**Document excerpt**
-- START --
The setback of 1851 towards Imperialism gave new proof of the unripeness of the proletarian aspirations of that time. But it was itself destined to create the conditions under which they must ripen. Internal peace secured the full development of the new industrial life; the necessity of keeping the army busy and of turning the revolutionary activities away from home engendered wars in which Bonaparte, under the pretense of giving effect to the "nationality principle," sought to rake up annexations to France. His imitator, Bismarck, adopted the same policy for Prussia ; he played his political grab-game, his revolution from the top, in 1866 against the German confederation and Austria, and not less against the recalcitrant Chamber of Deputies in Prussia. But Europe was too small for two Bonapartes, and so the irony of history would have it that Bismarck should overthrow Bonaparte and that King William should restore not only the small German empire, but also the French Republic. The general result, however, was this, that in Europe the autonomy and inner unity of the large nations, with the exception of Poland, had become a reality ; true, it was only within relatively modest limits, but yet far enough so that the developing process of the working class was no longer materially hindered by national complications. The gravediggers of the revolution of 1848 had become executors of its will; and beside them arose the proletariat, the heir of 1848, already threatening, in the new International.
-- END --
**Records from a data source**
-- START --
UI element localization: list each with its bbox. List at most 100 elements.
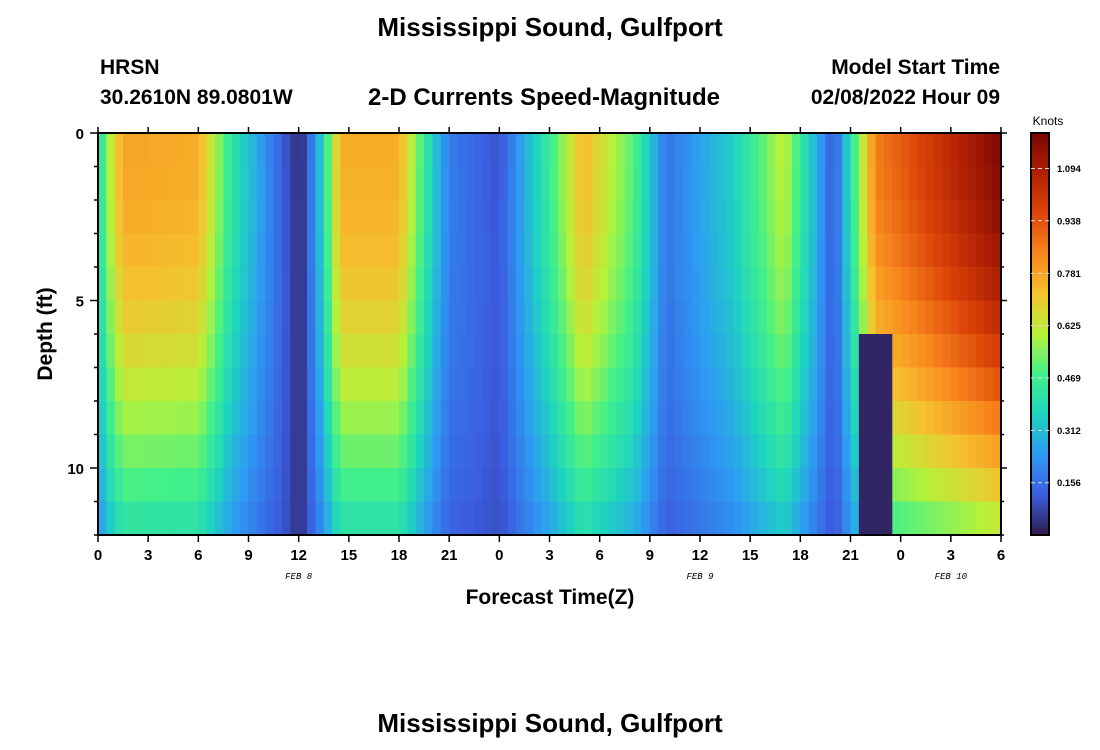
heatmap-cell [909, 300, 918, 335]
heatmap-cell [223, 133, 233, 168]
heatmap-cell [950, 367, 960, 402]
heatmap-cell [499, 501, 509, 536]
heatmap-cell [582, 334, 592, 369]
colorbar: Knots 1.094 0.938 0.781 0.625 0.469 0.312 0.15… [1030, 114, 1081, 536]
heatmap-cell [507, 401, 517, 436]
heatmap-cell [490, 367, 500, 402]
heatmap-cell [198, 267, 208, 302]
heatmap-cell [248, 233, 258, 268]
heatmap-cell [457, 434, 467, 469]
heatmap-cell [616, 133, 626, 168]
heatmap-cell [925, 401, 935, 436]
heatmap-cell [198, 300, 208, 335]
heatmap-cell [975, 133, 985, 168]
heatmap-cell [206, 434, 216, 469]
heatmap-cell [399, 468, 408, 503]
heatmap-cell [708, 434, 718, 469]
heatmap-cell [231, 401, 241, 436]
heatmap-cell [290, 434, 300, 469]
heatmap-cell [340, 133, 350, 168]
heatmap-cell [758, 133, 768, 168]
heatmap-cell [582, 367, 592, 402]
heatmap-cell [808, 501, 818, 536]
heatmap-cell [357, 300, 367, 335]
heatmap-cell [407, 334, 417, 369]
heatmap-cell [114, 334, 124, 369]
heatmap-cell [967, 233, 977, 268]
heatmap-cell [156, 468, 166, 503]
heatmap-cell [716, 434, 726, 469]
heatmap-cell [892, 133, 902, 168]
heatmap-cell [733, 300, 743, 335]
heatmap-cell [658, 401, 668, 436]
heatmap-cell [449, 468, 459, 503]
heatmap-cell [131, 334, 141, 369]
heatmap-cell [139, 200, 149, 235]
heatmap-cell [950, 501, 960, 536]
heatmap-cell [123, 233, 133, 268]
heatmap-cell [833, 300, 843, 335]
heatmap-cell [700, 468, 709, 503]
heatmap-cell [148, 166, 158, 201]
heatmap-cell [307, 200, 316, 235]
heatmap-cell [281, 334, 291, 369]
heatmap-cell [290, 200, 300, 235]
heatmap-cell [106, 334, 116, 369]
heatmap-cell [549, 501, 559, 536]
heatmap-cell [256, 166, 266, 201]
heatmap-cell [256, 300, 266, 335]
heatmap-cell [858, 233, 868, 268]
heatmap-cell [817, 300, 827, 335]
heatmap-cell [783, 166, 793, 201]
x-tick-label: 3 [545, 547, 553, 564]
heatmap-cell [474, 501, 484, 536]
heatmap-cell [733, 434, 743, 469]
heatmap-cell [950, 300, 960, 335]
heatmap-cell [984, 133, 994, 168]
heatmap-cell [114, 501, 124, 536]
heatmap-cell [407, 233, 417, 268]
heatmap-cell [783, 434, 793, 469]
heatmap-cell [114, 133, 124, 168]
heatmap-cell [106, 166, 116, 201]
heatmap-cell [482, 267, 492, 302]
heatmap-cell [432, 367, 442, 402]
heatmap-cell [700, 300, 709, 335]
heatmap-cell [666, 133, 676, 168]
heatmap-cell [399, 200, 408, 235]
heatmap-cell [842, 200, 852, 235]
heatmap-cell [524, 267, 534, 302]
heatmap-cell [131, 501, 141, 536]
heatmap-cell [683, 401, 693, 436]
heatmap-cell [875, 468, 885, 503]
heatmap-cell [842, 468, 852, 503]
heatmap-cell [909, 367, 918, 402]
heatmap-cell [591, 501, 601, 536]
y-axis: 0 5 10 [67, 126, 1007, 536]
heatmap-cell [750, 334, 760, 369]
heatmap-cell [139, 401, 149, 436]
x-tick-label: 18 [792, 547, 809, 564]
heatmap-cell [290, 401, 300, 436]
heatmap-cell [833, 468, 843, 503]
heatmap-cell [407, 468, 417, 503]
heatmap-cell [658, 233, 668, 268]
heatmap-cell [524, 300, 534, 335]
heatmap-cell [173, 401, 183, 436]
heatmap-cell [549, 334, 559, 369]
heatmap-cell [825, 133, 835, 168]
heatmap-cell [231, 334, 241, 369]
heatmap-cell [440, 367, 450, 402]
heatmap-cell [373, 233, 383, 268]
heatmap-cell [733, 133, 743, 168]
heatmap-cell [700, 401, 709, 436]
heatmap-cell [541, 166, 551, 201]
heatmap-cell [766, 166, 776, 201]
heatmap-cell [984, 300, 994, 335]
heatmap-cell [850, 334, 860, 369]
heatmap-cell [808, 468, 818, 503]
heatmap-cell [775, 200, 785, 235]
heatmap-cell [666, 434, 676, 469]
heatmap-cell [875, 300, 885, 335]
heatmap-cell [181, 401, 191, 436]
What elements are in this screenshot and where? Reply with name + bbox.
-- END --
**Things to do**
A: Summarize the passage on the aftermath of 1851 above in two sentences.
B: Please write what comes next in the passage on the aftermath of 1851, beginning after its final sentence.

**Responses to the exercise**
A: The setback of 1851 toward Imperialism proved that the proletarian aspirations of the time were unripe, yet it created the conditions for them to ripen: internal peace let the new industrial life develop, while Bonaparte and then Bismarck pursued wars and annexations. The overall result was that the large European nations, except Poland, gained autonomy and inner unity, so national complications no longer materially hindered the working class, and the proletariat, heir of 1848, arose in the new International.

B:
After the war of 1870-1871, Bonaparte disappears from the stage and Bismarck's mission is completed, so that he can now subside again to the level of an ordinary country squire. But the closing act of this period is formed by the Paris Commune. A treacherous attempt by Thiers to steal the cannons of the Paris National Guard called forth a successful revolt. It was again demonstrated that in Paris no other revolution is possible any more, except a proletarian one. After the victory the leadership fell uncontested into the lap of the working class, just as a matter of course. And again it was shown how impossible it was even then, twenty years after the former effort, for the leadership of the working class to be successful. On one hand France left Paris in the lurch and stood by looking on while it was bleeding under the bullets of McMahon; on the other hand the Commune wasted its strength in a barren quarrel of the two disagreeing factions, the Blanquists, who formed the majority, and the Proudhonists, who formed the minority, neither of which knew what to do. The victory of 1871, which came as a gift, proved just as barren as the forcible overthrow of 1848.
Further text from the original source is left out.